- _THE REQUEST_
In the data that follows, count each line holding the string "xlabel"; answer with the number only.

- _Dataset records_
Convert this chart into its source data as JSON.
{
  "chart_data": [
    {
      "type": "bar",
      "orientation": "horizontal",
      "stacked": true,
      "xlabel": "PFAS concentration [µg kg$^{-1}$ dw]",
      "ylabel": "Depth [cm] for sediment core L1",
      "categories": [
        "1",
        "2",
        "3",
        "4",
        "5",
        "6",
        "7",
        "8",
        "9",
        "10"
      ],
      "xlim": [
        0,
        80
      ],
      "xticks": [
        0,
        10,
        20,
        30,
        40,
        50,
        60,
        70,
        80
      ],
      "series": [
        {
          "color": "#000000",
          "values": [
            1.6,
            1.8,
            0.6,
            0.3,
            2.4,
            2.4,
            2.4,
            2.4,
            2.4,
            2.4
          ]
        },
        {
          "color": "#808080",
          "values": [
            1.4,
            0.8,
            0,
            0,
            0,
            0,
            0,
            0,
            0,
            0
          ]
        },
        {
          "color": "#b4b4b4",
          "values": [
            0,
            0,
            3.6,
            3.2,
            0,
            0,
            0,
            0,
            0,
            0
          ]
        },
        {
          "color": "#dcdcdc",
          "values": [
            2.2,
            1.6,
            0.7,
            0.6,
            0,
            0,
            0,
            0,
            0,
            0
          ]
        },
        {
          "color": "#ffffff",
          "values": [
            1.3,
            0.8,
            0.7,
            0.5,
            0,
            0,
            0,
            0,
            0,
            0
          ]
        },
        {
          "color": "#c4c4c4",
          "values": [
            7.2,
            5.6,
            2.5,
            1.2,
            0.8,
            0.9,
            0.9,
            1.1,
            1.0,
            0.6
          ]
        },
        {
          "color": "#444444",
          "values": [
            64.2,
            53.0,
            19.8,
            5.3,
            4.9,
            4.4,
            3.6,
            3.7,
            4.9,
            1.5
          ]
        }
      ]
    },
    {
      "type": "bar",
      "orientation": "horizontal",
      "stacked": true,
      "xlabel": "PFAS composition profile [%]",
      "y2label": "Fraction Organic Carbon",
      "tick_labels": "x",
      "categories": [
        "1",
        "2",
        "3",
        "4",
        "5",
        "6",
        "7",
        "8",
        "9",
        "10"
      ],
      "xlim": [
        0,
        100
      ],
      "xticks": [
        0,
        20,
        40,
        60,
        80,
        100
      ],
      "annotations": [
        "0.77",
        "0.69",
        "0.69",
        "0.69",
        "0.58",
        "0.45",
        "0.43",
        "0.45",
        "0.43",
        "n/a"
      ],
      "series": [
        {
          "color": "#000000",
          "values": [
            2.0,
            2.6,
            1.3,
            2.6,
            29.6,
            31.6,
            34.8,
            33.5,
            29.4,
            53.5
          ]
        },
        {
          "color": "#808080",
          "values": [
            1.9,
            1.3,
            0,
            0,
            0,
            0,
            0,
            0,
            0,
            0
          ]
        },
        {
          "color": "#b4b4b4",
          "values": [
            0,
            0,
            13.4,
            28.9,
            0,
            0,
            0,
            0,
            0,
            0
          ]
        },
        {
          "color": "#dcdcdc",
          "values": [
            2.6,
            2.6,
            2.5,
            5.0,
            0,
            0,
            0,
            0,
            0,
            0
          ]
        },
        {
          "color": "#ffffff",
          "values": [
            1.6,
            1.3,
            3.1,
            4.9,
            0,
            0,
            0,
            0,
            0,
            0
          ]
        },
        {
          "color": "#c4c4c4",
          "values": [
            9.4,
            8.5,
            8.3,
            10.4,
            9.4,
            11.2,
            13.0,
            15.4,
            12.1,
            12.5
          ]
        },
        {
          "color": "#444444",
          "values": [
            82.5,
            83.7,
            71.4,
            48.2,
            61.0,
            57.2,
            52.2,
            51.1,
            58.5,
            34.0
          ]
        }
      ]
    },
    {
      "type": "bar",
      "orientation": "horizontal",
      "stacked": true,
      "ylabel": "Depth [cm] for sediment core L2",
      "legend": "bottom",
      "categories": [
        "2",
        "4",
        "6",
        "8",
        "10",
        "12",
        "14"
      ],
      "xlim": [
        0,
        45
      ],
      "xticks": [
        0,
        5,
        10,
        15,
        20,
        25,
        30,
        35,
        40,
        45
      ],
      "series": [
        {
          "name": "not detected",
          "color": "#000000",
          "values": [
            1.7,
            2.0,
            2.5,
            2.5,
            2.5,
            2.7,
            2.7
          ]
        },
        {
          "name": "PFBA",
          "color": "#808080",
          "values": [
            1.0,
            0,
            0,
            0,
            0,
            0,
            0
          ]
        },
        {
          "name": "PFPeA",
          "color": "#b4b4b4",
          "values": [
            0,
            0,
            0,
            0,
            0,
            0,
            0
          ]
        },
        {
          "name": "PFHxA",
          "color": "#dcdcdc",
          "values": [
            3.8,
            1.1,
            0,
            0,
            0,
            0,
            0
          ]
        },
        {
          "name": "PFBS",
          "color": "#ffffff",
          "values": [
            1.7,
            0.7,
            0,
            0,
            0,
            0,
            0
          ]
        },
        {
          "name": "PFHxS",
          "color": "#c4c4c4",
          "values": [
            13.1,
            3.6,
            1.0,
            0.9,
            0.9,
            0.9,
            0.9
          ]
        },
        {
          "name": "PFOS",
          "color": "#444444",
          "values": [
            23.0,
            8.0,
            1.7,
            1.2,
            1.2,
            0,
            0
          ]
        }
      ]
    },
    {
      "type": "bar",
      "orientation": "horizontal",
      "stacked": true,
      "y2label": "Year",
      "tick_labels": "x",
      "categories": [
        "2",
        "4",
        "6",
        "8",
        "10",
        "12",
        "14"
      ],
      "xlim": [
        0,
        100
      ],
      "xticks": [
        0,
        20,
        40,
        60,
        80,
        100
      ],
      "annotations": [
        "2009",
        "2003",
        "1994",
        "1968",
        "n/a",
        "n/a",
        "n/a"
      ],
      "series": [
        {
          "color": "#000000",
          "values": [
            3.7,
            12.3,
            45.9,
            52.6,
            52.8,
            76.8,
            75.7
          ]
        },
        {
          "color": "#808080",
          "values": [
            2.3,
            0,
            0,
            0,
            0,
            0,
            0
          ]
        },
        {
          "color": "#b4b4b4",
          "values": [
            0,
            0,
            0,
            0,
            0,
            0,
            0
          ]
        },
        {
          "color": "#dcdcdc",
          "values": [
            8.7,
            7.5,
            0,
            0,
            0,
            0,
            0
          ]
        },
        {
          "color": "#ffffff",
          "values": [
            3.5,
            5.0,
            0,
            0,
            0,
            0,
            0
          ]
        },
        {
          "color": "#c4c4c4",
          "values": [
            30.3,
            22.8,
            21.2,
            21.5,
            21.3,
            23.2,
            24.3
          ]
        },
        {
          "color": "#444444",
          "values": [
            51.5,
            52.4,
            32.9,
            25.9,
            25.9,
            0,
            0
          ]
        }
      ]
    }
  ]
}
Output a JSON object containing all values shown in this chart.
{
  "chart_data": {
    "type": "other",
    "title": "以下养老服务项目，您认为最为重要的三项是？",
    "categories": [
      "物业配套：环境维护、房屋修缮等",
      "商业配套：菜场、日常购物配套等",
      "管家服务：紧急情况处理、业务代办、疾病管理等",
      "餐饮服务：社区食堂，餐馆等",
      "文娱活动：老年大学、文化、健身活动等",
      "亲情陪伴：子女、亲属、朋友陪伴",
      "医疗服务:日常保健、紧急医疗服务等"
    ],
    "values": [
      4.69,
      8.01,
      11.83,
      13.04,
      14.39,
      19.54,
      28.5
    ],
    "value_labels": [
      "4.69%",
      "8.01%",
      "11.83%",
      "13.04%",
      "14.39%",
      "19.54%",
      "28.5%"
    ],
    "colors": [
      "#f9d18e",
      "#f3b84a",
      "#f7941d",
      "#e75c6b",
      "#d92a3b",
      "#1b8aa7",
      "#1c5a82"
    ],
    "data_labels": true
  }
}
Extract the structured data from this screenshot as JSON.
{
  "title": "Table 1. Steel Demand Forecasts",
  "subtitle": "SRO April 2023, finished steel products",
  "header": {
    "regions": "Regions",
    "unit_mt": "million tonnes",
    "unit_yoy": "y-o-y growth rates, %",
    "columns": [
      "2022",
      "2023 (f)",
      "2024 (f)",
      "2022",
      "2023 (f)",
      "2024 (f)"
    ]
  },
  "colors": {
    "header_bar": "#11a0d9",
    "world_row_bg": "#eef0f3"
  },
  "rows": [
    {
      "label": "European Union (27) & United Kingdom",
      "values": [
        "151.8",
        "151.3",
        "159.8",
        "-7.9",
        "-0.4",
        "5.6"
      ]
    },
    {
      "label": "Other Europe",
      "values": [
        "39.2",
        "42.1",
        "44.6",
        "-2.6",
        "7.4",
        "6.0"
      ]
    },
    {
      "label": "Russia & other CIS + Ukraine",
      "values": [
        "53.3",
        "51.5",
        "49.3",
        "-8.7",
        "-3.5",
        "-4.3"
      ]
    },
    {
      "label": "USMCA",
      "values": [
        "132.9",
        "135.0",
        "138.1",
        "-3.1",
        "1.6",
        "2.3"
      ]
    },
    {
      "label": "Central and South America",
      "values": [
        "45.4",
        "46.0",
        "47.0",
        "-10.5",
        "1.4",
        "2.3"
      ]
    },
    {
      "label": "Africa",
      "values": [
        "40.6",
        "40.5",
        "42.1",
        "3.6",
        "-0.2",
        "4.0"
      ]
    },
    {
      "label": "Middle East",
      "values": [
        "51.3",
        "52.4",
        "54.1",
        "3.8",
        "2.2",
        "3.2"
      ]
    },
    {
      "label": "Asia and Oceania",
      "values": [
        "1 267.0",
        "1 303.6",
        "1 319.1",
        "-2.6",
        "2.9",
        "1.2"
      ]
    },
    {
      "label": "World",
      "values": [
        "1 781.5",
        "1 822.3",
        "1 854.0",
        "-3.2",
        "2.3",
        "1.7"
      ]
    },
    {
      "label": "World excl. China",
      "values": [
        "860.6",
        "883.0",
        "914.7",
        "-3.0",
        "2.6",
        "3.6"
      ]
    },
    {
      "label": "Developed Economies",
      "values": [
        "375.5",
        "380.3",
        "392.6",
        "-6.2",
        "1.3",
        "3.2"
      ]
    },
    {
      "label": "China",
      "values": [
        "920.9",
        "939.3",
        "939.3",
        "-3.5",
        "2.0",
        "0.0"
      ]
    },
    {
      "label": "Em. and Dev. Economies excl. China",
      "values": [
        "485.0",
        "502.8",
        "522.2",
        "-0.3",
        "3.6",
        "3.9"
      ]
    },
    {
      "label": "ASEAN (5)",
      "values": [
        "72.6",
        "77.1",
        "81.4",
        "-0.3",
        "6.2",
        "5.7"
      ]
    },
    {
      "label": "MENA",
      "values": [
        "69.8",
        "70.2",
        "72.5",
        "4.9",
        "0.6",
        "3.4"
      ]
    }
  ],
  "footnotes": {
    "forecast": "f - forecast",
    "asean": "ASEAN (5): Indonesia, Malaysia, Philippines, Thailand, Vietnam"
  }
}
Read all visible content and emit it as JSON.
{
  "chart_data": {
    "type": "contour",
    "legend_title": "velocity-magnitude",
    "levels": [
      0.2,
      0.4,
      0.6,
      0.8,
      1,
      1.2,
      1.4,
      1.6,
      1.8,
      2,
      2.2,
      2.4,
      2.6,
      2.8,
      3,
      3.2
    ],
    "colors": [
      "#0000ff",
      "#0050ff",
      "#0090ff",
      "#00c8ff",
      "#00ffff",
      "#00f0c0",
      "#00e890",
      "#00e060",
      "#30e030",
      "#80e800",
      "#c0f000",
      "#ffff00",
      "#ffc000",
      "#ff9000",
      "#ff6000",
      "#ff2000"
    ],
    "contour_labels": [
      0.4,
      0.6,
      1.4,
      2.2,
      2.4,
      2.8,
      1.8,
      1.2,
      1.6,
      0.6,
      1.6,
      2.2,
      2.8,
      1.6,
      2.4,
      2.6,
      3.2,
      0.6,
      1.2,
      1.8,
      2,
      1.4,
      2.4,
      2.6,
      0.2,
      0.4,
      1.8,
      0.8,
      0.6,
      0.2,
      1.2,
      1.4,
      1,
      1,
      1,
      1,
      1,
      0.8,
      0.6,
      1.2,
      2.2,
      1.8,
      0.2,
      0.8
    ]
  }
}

- _TASK OUTPUT_
2